• _What is required_
Set down each entry below exactly as written, keeping the pictures out.

Data entries for graphics
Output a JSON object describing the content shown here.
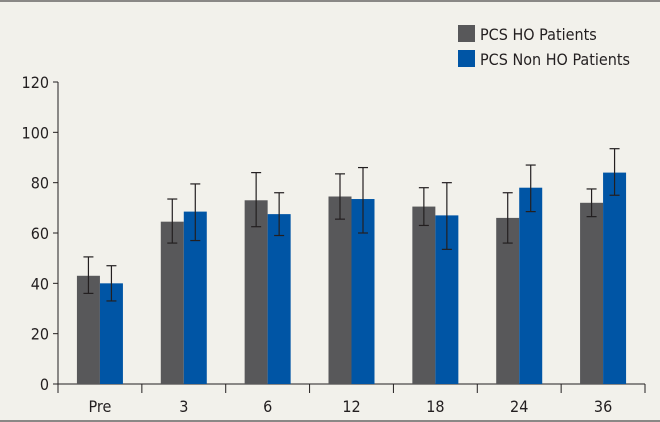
{
  "chart_data": {
    "type": "bar",
    "title": "",
    "xlabel": "",
    "ylabel": "",
    "categories": [
      "Pre",
      "3",
      "6",
      "12",
      "18",
      "24",
      "36"
    ],
    "ylim": [
      0,
      120
    ],
    "yticks": [
      0,
      20,
      40,
      60,
      80,
      100,
      120
    ],
    "grid": false,
    "legend_position": "top-right",
    "series": [
      {
        "name": "PCS HO Patients",
        "color": "#58585a",
        "values": [
          43,
          64.5,
          73,
          74.5,
          70.5,
          66,
          72
        ],
        "error_low": [
          36,
          56,
          62.5,
          65.5,
          63,
          56,
          66.5
        ],
        "error_high": [
          50.5,
          73.5,
          84,
          83.5,
          78,
          76,
          77.5
        ]
      },
      {
        "name": "PCS Non HO Patients",
        "color": "#0055a5",
        "values": [
          40,
          68.5,
          67.5,
          73.5,
          67,
          78,
          84
        ],
        "error_low": [
          33,
          57,
          59,
          60,
          53.5,
          68.5,
          75
        ],
        "error_high": [
          47,
          79.5,
          76,
          86,
          80,
          87,
          93.5
        ]
      }
    ]
  }
}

• _Task answer_
Output a JSON object describing the content shown here.
{
  "chart_data": {
    "type": "bar",
    "title": "",
    "xlabel": "",
    "ylabel": "",
    "categories": [
      "Pre",
      "3",
      "6",
      "12",
      "18",
      "24",
      "36"
    ],
    "ylim": [
      0,
      120
    ],
    "yticks": [
      0,
      20,
      40,
      60,
      80,
      100,
      120
    ],
    "grid": false,
    "legend_position": "top-right",
    "series": [
      {
        "name": "PCS HO Patients",
        "color": "#58585a",
        "values": [
          43,
          64.5,
          73,
          74.5,
          70.5,
          66,
          72
        ],
        "error_low": [
          36,
          56,
          62.5,
          65.5,
          63,
          56,
          66.5
        ],
        "error_high": [
          50.5,
          73.5,
          84,
          83.5,
          78,
          76,
          77.5
        ]
      },
      {
        "name": "PCS Non HO Patients",
        "color": "#0055a5",
        "values": [
          40,
          68.5,
          67.5,
          73.5,
          67,
          78,
          84
        ],
        "error_low": [
          33,
          57,
          59,
          60,
          53.5,
          68.5,
          75
        ],
        "error_high": [
          47,
          79.5,
          76,
          86,
          80,
          87,
          93.5
        ]
      }
    ]
  }
}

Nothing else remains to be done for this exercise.